Records:
★ ★ ★
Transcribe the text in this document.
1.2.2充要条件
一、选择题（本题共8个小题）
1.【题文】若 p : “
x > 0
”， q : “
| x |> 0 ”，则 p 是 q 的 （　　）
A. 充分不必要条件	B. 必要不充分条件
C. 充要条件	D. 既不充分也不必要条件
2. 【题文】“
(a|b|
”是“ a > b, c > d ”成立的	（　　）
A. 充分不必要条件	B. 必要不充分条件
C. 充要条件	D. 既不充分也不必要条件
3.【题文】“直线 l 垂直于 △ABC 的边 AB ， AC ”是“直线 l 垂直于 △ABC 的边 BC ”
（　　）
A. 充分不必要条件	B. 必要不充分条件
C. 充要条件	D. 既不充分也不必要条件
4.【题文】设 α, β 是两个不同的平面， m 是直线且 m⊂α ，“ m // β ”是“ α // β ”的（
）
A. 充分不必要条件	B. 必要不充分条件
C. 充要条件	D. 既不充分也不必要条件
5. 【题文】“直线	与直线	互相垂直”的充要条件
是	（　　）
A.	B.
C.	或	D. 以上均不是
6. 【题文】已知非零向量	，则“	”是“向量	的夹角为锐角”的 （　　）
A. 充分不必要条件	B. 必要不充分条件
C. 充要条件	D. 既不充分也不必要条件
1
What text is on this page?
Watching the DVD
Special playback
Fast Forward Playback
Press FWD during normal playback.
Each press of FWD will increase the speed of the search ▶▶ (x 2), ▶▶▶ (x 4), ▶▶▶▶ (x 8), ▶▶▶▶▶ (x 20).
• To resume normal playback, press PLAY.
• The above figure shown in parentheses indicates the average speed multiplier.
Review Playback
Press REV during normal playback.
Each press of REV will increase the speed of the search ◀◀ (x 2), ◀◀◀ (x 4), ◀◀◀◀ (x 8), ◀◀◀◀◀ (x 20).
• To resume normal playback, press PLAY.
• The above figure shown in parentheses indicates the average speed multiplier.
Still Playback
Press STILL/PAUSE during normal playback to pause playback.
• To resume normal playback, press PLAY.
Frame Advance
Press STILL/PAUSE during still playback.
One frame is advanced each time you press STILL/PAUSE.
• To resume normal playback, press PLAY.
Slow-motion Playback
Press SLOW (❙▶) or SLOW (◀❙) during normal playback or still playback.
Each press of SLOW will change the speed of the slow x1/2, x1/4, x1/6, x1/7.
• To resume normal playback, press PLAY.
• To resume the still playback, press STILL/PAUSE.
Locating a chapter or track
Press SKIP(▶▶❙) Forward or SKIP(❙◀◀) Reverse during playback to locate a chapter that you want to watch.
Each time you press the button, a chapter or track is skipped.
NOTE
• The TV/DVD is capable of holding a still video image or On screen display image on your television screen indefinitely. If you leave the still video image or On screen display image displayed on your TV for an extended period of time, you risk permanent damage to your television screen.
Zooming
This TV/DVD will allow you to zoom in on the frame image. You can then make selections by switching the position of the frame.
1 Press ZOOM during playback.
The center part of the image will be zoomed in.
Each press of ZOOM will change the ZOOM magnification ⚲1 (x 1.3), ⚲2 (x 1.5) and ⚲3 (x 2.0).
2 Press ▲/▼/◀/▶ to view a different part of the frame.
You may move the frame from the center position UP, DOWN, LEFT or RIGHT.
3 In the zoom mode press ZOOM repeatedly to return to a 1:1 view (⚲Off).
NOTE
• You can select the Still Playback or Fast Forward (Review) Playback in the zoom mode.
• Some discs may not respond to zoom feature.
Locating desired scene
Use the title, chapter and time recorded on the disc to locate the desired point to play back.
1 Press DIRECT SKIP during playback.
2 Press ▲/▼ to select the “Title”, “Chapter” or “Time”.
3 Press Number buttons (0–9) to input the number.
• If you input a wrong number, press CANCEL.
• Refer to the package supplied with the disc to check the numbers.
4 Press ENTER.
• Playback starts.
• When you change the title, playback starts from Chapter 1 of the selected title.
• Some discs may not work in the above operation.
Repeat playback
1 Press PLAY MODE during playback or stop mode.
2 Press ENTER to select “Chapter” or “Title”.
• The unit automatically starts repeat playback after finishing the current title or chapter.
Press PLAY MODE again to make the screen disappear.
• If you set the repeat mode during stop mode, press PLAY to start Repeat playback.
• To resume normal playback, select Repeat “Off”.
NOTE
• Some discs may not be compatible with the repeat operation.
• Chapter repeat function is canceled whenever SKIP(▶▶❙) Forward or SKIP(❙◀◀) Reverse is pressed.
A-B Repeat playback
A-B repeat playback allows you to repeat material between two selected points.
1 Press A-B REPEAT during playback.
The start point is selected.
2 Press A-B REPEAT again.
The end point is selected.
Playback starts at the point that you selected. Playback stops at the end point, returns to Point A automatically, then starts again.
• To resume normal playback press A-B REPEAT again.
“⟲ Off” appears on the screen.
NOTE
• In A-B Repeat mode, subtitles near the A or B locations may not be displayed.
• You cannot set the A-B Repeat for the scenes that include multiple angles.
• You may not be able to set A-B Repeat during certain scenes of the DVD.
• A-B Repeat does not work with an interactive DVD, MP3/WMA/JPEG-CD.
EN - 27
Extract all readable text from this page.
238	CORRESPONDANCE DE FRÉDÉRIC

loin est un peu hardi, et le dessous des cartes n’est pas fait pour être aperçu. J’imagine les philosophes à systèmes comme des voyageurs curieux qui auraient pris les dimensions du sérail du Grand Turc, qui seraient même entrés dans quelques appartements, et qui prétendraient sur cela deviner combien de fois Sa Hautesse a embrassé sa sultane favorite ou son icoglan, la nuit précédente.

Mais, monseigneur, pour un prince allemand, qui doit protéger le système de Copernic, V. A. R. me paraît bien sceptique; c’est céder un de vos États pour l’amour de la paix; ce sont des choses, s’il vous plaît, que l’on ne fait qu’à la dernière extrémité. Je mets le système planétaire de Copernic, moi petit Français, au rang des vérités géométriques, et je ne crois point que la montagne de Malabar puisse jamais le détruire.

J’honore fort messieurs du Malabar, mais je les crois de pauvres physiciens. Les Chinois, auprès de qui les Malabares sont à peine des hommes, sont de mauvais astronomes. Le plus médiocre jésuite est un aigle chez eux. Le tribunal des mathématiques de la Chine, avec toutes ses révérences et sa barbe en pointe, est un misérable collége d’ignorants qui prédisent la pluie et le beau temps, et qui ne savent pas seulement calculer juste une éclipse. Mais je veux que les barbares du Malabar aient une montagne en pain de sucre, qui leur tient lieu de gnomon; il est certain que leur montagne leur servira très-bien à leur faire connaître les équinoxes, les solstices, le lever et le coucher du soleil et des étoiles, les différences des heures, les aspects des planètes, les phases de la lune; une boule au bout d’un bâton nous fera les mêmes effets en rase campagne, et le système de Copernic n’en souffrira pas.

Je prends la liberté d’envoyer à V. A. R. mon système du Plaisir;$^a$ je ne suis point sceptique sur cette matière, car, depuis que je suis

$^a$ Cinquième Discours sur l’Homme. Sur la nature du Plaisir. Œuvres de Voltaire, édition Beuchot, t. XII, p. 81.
★ ★ ★
Pick out the lines that contain "search" and copy them.

Each press of FWD will increase the speed of the search ▶▶ (x 2), ▶▶▶ (x 4), ▶▶▶▶ (x 8), ▶▶▶▶▶ (x 20).
Each press of REV will increase the speed of the search ◀◀ (x 2), ◀◀◀ (x 4), ◀◀◀◀ (x 8), ◀◀◀◀◀ (x 20).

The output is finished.